● VORGELEGTER TEXT
Die Krise fossiler Energieträger lässt andere Energien aufblühen, namentlich die kreative Energie. Der Branchenverband der Digitalwirtschaft, Bitkom, hat kürzlich dazu aufgerufen, vermehrt die durch Rechenzentren freigesetzte Wärme zu nutzen. Das könnten sich auch Kommunen zunutze machen. Die:gemeinde hat das Umweltministerium danach gefragt, wie es den Vorstoß einschätzt und wie die Lage in Baden-Württemberg aussieht.

Bei der Planung ihrer Wärmeversorgung sind Kommunen erfinderisch. Der russisch-ukrainische Krieg und das Klimaschutzgesetz machen geben den Anstrengungen der Städte und Gemeinden zusätzliche Dringlichkeit. Nun hat der Branchenverband der Digitalwirtschaft Bitkom eine weitere Möglichkeit aufgezeigt, mit der sowohl Unternehmen als auch Städte und Gemeinden sich nachhaltig mit Wärme versorgen können. Nämlich dadurch, dass sie die Abwärme von Rechenzentren nutzen. Das geschieht bislang nämlich noch nicht konsequent.

● INHALT DER DATENSÄTZE

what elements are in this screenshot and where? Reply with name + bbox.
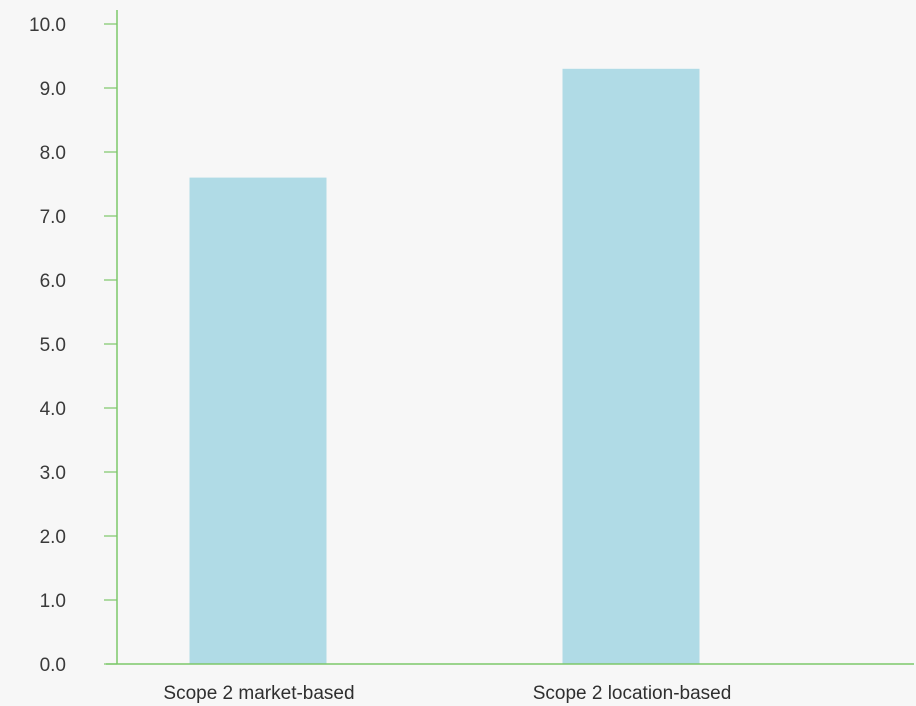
bars-group xyxy=(189,68,700,665)
y-tick-label: 2.0 xyxy=(40,527,66,548)
x-category-label: Scope 2 location-based xyxy=(533,683,732,704)
axes-group xyxy=(106,10,914,665)
bar-scope2-market-based xyxy=(189,177,327,664)
y-tick-label: 9.0 xyxy=(40,79,66,100)
y-tick-group: 0.0 1.0 2.0 3.0 4.0 5.0 6.0 7.0 8.0 9.0 10.0 xyxy=(29,15,117,676)
y-tick-label: 6.0 xyxy=(40,271,66,292)
y-tick-label: 3.0 xyxy=(40,463,66,484)
y-tick-label: 1.0 xyxy=(40,591,66,612)
y-tick-label: 10.0 xyxy=(29,15,66,36)
y-tick-label: 5.0 xyxy=(40,335,66,356)
y-tick-label: 4.0 xyxy=(40,399,66,420)
bar-scope2-location-based xyxy=(562,68,700,665)
y-tick-label: 8.0 xyxy=(40,143,66,164)
y-tick-label: 0.0 xyxy=(40,655,66,676)
x-category-label: Scope 2 market-based xyxy=(163,683,354,704)
y-tick-label: 7.0 xyxy=(40,207,66,228)
x-label-group: Scope 2 market-based Scope 2 location-bas… xyxy=(163,683,731,704)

● DEINE AUFGABEN
- a) Schreib aus dem Text über die Abwärme von Rechenzentren den Abschnitt ab, beginnend bei „Bei der Planung“ und fortlaufend bis einschließlich „noch nicht konsequent.“.
- b) Setz den Text über die Abwärme von Rechenzentren nach seinem letzten Satz fort.
Die Datensätze brauchst du dafür nicht.

● LÖSUNGEN
- a)
Bei der Planung ihrer Wärmeversorgung sind Kommunen erfinderisch. Der russisch-ukrainische Krieg und das Klimaschutzgesetz machen geben den Anstrengungen der Städte und Gemeinden zusätzliche Dringlichkeit. Nun hat der Branchenverband der Digitalwirtschaft Bitkom eine weitere Möglichkeit aufgezeigt, mit der sowohl Unternehmen als auch Städte und Gemeinden sich nachhaltig mit Wärme versorgen können. Nämlich dadurch, dass sie die Abwärme von Rechenzentren nutzen. Das geschieht bislang nämlich noch nicht konsequent.

- b)
Abwärme von Rechenzentren für kommunale Einrichtungen nutzen

Durch die direkte Anbindung von Rechenzentren an öffentliche und private Fernwärmenetze könnte nicht nur ein direkter Beitrag zur Grundversorgung geleistet werden, sondern auch die Energiebilanz der stark wachsenden Rechenzentrums-Branche selbst deutlich verbessert werden, schreibt der Verband in einer Mitteilung von Ende Juli. In der Praxis werde die anfallende CO2-freie Wärme der Rechenzentren aktuell meist ungenutzt an die Umwelt abgegeben. „Die Abwärme der Rechenzentren kann für die Fernwärmeversorgung von kommunalen Einrichtungen wie Schwimmbädern, für Privatwohnungen und auch Gewerbegebäude eingesetzt werden“, sagt Bitkom-Präsident Achim Berg.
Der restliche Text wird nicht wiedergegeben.